PROBLEMS:
• 1. Answer these questions about the article on Lillian Gish:
(a) How old is Miss Gish?
(b) Which publisher is bringing out her autobiography?
(c) How many people attended the program at the McMillin Theater?
• 2. Which spectators does the article on Lillian Gish name among the McMillin assembly? List every one.
• 3. Resume the article on Lillian Gish and D. W. Griffith after its last sentence.

New York Times – April 18, 1969
Lillian Gish, the Author, Talks on D. W. Griffith
By HOWARD THOMPSON
“Do you realize that film is our only native art form?” said Lillian Gish. “There’s jazz, of course, but that came from Africa. Film is the most powerful medium of communication in the world today.” At the age of 69, after 64 years of trouping on stage, screen and television, the actress speaks authoritatively. The energetic Miss Gish, who has two new projects under way, was speaking in her East Side apartment. “There’s a force and immediacy; about film today,” she continued, “almost like a car wreck.” Last night she appeared on the stage of Columbia University’s McMillin Theater as commentator for “Lillian Gish and the Movies,” a new 90-minute program of screened excerpts from silent-film classics, Including highlights of her own career. Sponsored by the university’s School of the Arts, the event was a benefit for a scholarship fund commemorating D. W. Griffith, the pioneer director with whom Miss Gish was associated for nine years in such classics as “The Birth of a Nation” and “Way Down East.” She will tour with the program in the fall.
A Pair of Projects
On Sunday Miss Gish is to leave on a cross-country promotional tour for her autobiography, “The Movies, Mr. Griffith and Me,” which Prentice-Hall is publishing Monday. At the McMillin Theater at Broadway and 16th Street last night, more than 1,200 people saw and heard Miss Gish and her film compilation. Unruffled anticipation stood in contrast to the events at the adjacent Philosophy Hall, where rebel students had taken over the premises. In even further contrast were the spring-like, bower appointments in another nearby school building where a reception was being prepared for Miss Gish. The McMillin assembly included many young people as well as older spectators, among them Katharine Hepburn, Anita Loos, Mr. and Mrs. William S. Paley, Lauren Bacall, Truman Capote and Brooks Atkinson.

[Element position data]

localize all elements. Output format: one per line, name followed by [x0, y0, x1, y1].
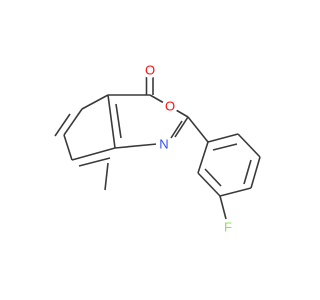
fluorine-label: F — [224, 220, 232, 235]
bond-c-f — [219, 195, 227, 220]
bond-c6-c7-inner — [54, 113, 71, 137]
bond-c5-c6 — [63, 108, 83, 136]
bond-n-c8a — [114, 143, 158, 149]
fluorine-atom: F — [220, 219, 236, 235]
bonds — [54, 76, 261, 220]
atom-labels: O O N F — [142, 62, 236, 235]
bond-c7-c8-inner — [78, 157, 111, 167]
bond-c6-c7 — [63, 134, 73, 161]
bond-aryl-4 — [219, 187, 252, 197]
bond-aryl-3 — [250, 156, 261, 189]
ring-oxygen-atom: O — [162, 98, 178, 114]
bond-c7-c8 — [71, 147, 116, 161]
bond-c2-n-a — [174, 116, 189, 138]
bond-aryl-5-inner — [204, 168, 222, 187]
ring-oxygen-label: O — [165, 99, 175, 114]
bond-c4-ring-o — [149, 94, 165, 104]
bond-c8-c8a — [107, 94, 116, 149]
carbonyl-oxygen-label: O — [145, 63, 155, 78]
bond-c2-aryl — [187, 116, 209, 143]
bond-aryl-3-inner — [243, 159, 252, 185]
bond-methyl — [104, 162, 109, 191]
bond-c4a-c8a-inner — [115, 103, 122, 139]
bond-c2-n-b — [170, 120, 183, 139]
ring-nitrogen-atom: N — [156, 136, 172, 152]
bond-ring-o-c2 — [175, 109, 189, 118]
bond-aryl-2 — [237, 133, 261, 158]
ring-nitrogen-label: N — [159, 137, 168, 152]
bond-aryl-1 — [207, 133, 239, 143]
bond-aryl-5 — [197, 172, 221, 197]
bond-aryl-6 — [197, 141, 209, 174]
molecule-structure-diagram: O O N F — [54, 62, 261, 235]
bond-aryl-1-inner — [212, 143, 238, 151]
carbonyl-oxygen-atom: O — [142, 62, 158, 78]
bond-c4a-c5 — [81, 94, 109, 110]
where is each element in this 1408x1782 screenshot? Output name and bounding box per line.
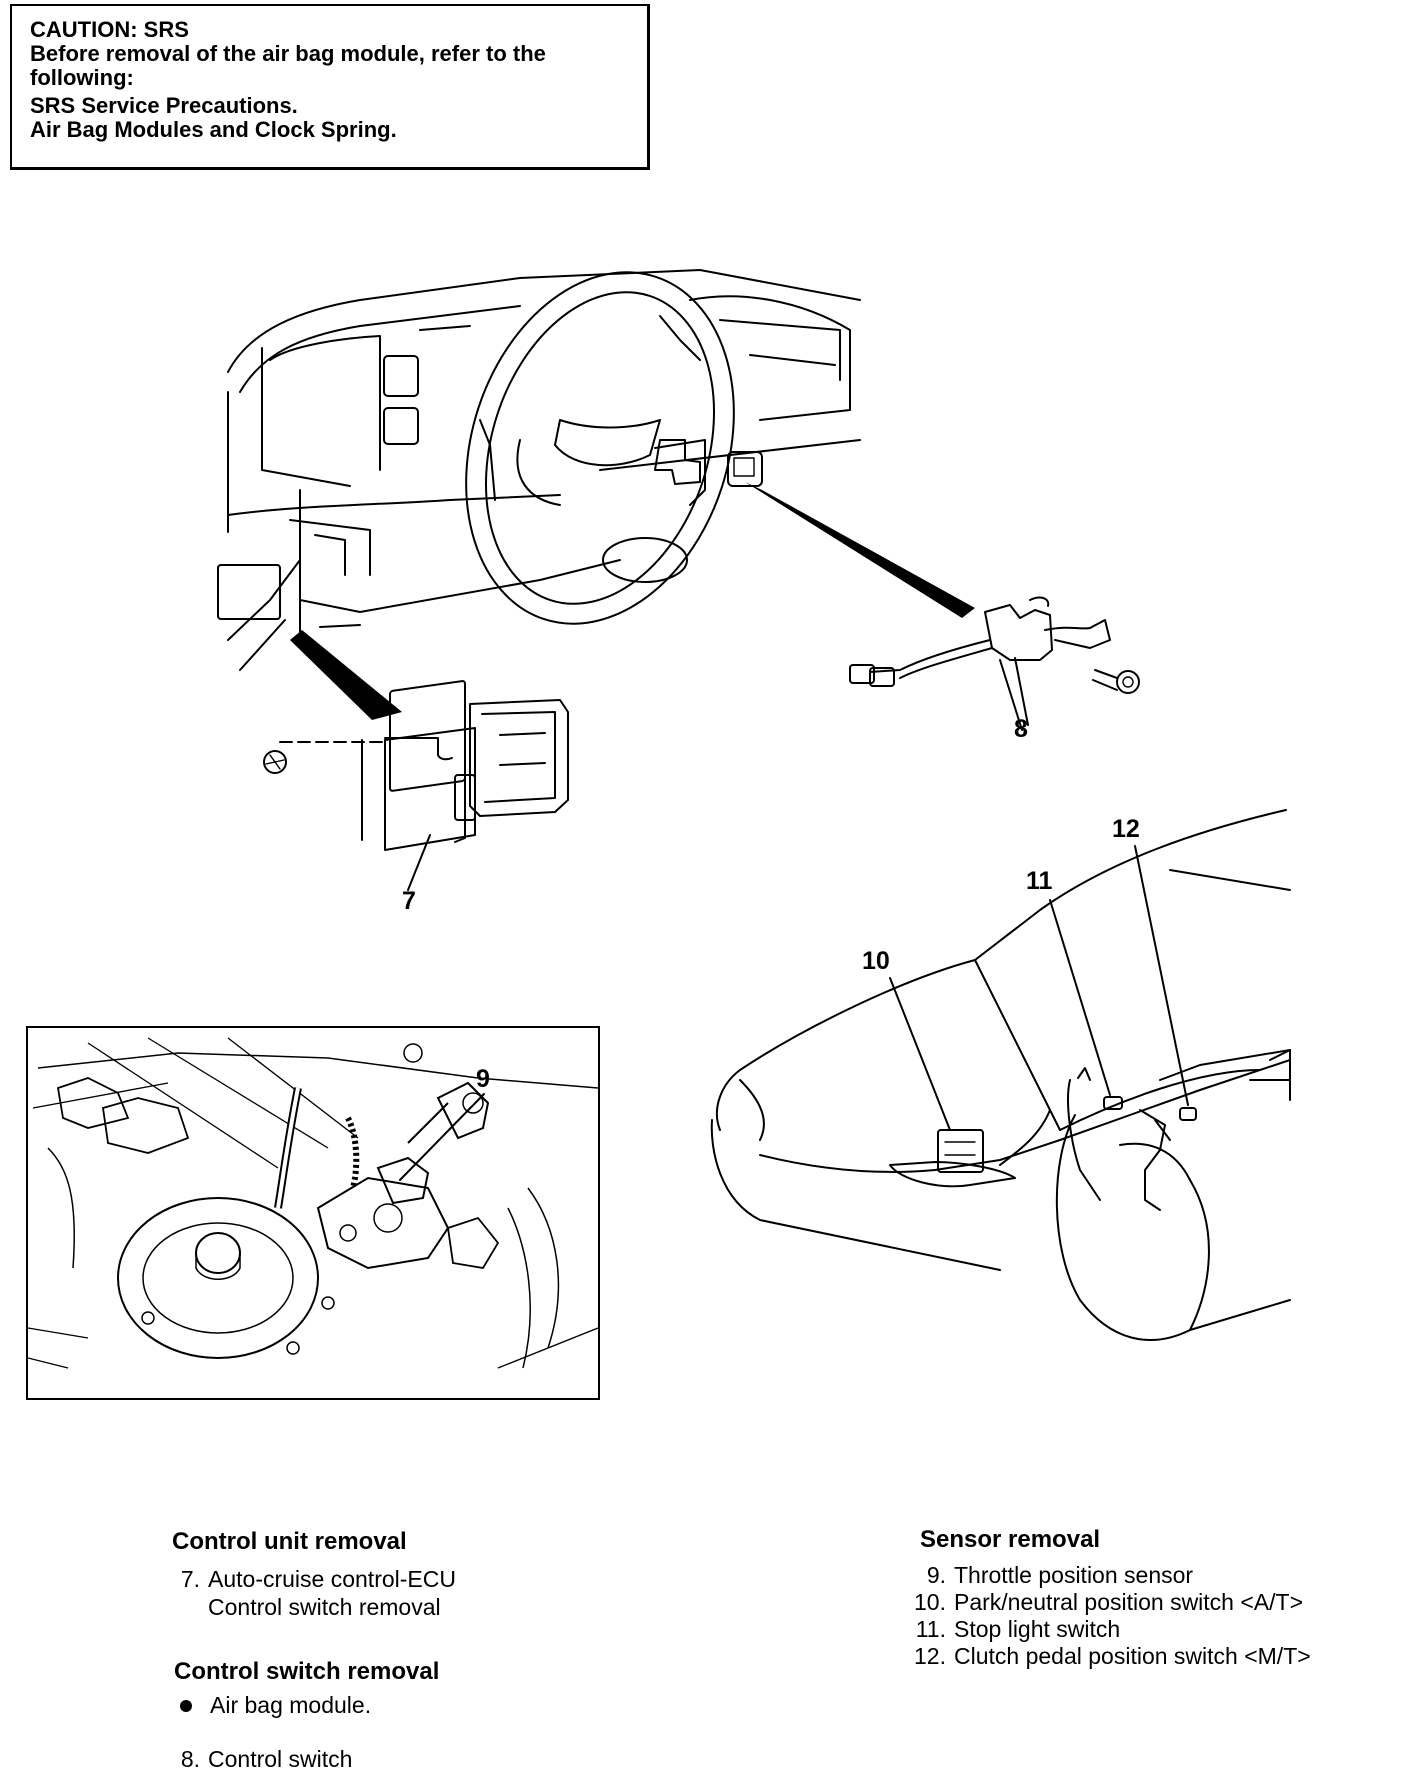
pointer-wedge-7 (290, 630, 402, 720)
item-number: 8. (180, 1746, 200, 1772)
car-front-illustration (710, 809, 1291, 1341)
list-item: 12. Clutch pedal position switch <M/T> (906, 1643, 1311, 1669)
control-unit-title: Control unit removal (172, 1528, 407, 1555)
callout-11: 11 (1026, 867, 1053, 895)
item-text: Air bag module. (210, 1692, 372, 1718)
list-item: 7. Auto-cruise control-ECU (180, 1566, 456, 1592)
caution-heading: CAUTION: SRS (30, 17, 189, 42)
list-item: Control switch removal (208, 1594, 441, 1620)
list-item: 8. Control switch (180, 1746, 353, 1772)
caution-line-2: following: (30, 65, 134, 90)
item-text: Auto-cruise control-ECU (208, 1566, 456, 1592)
item-text: Throttle position sensor (954, 1562, 1194, 1588)
item-text: Control switch removal (208, 1594, 441, 1620)
control-switch-illustration (849, 596, 1140, 731)
caution-reference-2: Air Bag Modules and Clock Spring. (30, 117, 397, 142)
control-switch-title: Control switch removal (174, 1658, 440, 1685)
item-number: 9. (926, 1562, 946, 1588)
item-number: 11. (915, 1616, 946, 1642)
item-text: Control switch (208, 1746, 353, 1772)
item-number: 7. (180, 1566, 200, 1592)
list-item: Air bag module. (178, 1692, 371, 1718)
callout-9: 9 (476, 1065, 490, 1093)
sensor-removal-title: Sensor removal (920, 1526, 1101, 1553)
throttle-sensor-inset (26, 1026, 600, 1400)
callout-12: 12 (1112, 815, 1140, 843)
engine-illustration (28, 1037, 598, 1369)
item-text: Park/neutral position switch <A/T> (954, 1589, 1303, 1615)
callout-10: 10 (862, 947, 890, 975)
callout-8: 8 (1014, 715, 1028, 743)
item-number: 10. (914, 1589, 946, 1615)
callout-7: 7 (402, 887, 416, 915)
list-item: 10. Park/neutral position switch <A/T> (906, 1589, 1303, 1615)
list-item: 9. Throttle position sensor (906, 1562, 1193, 1588)
list-item: 11. Stop light switch (906, 1616, 1120, 1642)
bullet-icon (180, 1699, 192, 1712)
item-text: Clutch pedal position switch <M/T> (954, 1643, 1311, 1669)
ecu-illustration (263, 680, 569, 891)
item-number: 12. (914, 1643, 946, 1669)
pointer-wedge-8 (745, 482, 975, 618)
caution-box: CAUTION: SRS Before removal of the air b… (10, 4, 650, 170)
item-text: Stop light switch (954, 1616, 1121, 1642)
leader-line-8 (1014, 657, 1029, 726)
caution-reference-1: SRS Service Precautions. (30, 93, 298, 118)
caution-line-1: Before removal of the air bag module, re… (30, 41, 546, 66)
dashboard-illustration (217, 269, 861, 671)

THE REPLIES:
• 1.
(a) 69
(b) Prentice-Hall
(c) More than 1,200

• 2.
- Katharine Hepburn
- Anita Loos
- Mr. and Mrs. William S. Paley
- Lauren Bacall
- Truman Capote
- Brooks Atkinson

• 3.
A Standing Ovation
Davidson Taylor, director of the School of the Arts, introduced Miss Gish, after noting that Columbia was the first American university to offer a course in film. “We are here tonight because we love Lillian Gish,” he said. To a standing ovation, the actress appeared on the stage. Clad in a white, long-sleeved evening gown, she sat at a stage-left lectern and conversationally read a commentary on the screen cavalcade that flickered a few feet away, spanning 1900-1928, to a muted musical recording.
Miss Gish’s comments were informal, enlightening, witty and knowledgeable, and the responsive audience was entirely hers. Most of the segments, and the array of familiar faces from the past, drew applause, and often hearty chuckles, with the actress joining in. Of a bit from the primeval “Uncle Tom’s Cabin,” when a bloodhound repeatedly whisked past, Miss Gish said, “Three cuts of the same dog not much imagination there” and the audience laughed delightedly. She spoke fondly of her childhood friend Mary Pickford, shown angelically in “Mender of Nets,” and indicated the technical development of her mentor, D. W. Griffith, as an actor and in “Birth of a Nation” and “Way Pown East.”
These two lengthy excerpts, with the famous battle scenes and the homecoming sequence from the first, and Miss Gish’s sequence with a baby and her famous rescue from an icy river by Richard Barthelmess in the second picture, stole the show.
Like her audience, Miss Gish was carried away a bit with the realism of “Way Down East” as she hurtled toward the waterfall on an ice floe.
“Oh look,” she said, pointing, “there I am-that dark spot over there.”
After the applauded fadeout, she said, “I don’t know how Dick ever rescued me.”
More applause greeted Rudolph Valentino and Nita Naldi in a scene from “Blood and Sand.” The siren gripped the bullfighter’s “arm of iron” and the actor rolled his eyes to the audience’s uncontrollable laughter, including that of Miss Gish. The auditorium lights brightened and Miss Gish drew another standing ovation from an audience that obviously wanted still more.
The Formative Years
At her apartment the other day, Miss Gish elaborated on her new activities: “The program at Columbia, which we’ve already tried out unofficially in several places, represents the industry as I knew it during those formative years when Griffith gave it form and grammar and punctuation,” she explained.
Near the actress in the elegant book-lined living room hung a huge oil painting ot the late, invalid mother she idolized. Miss Gish’s younger sister, Dorothy, with whom she rose to world renown in the Griffith features, died last vear .
Miss Gish, with her soft auburn hair, firm mouth and alert, friendly manner, is very much of the present.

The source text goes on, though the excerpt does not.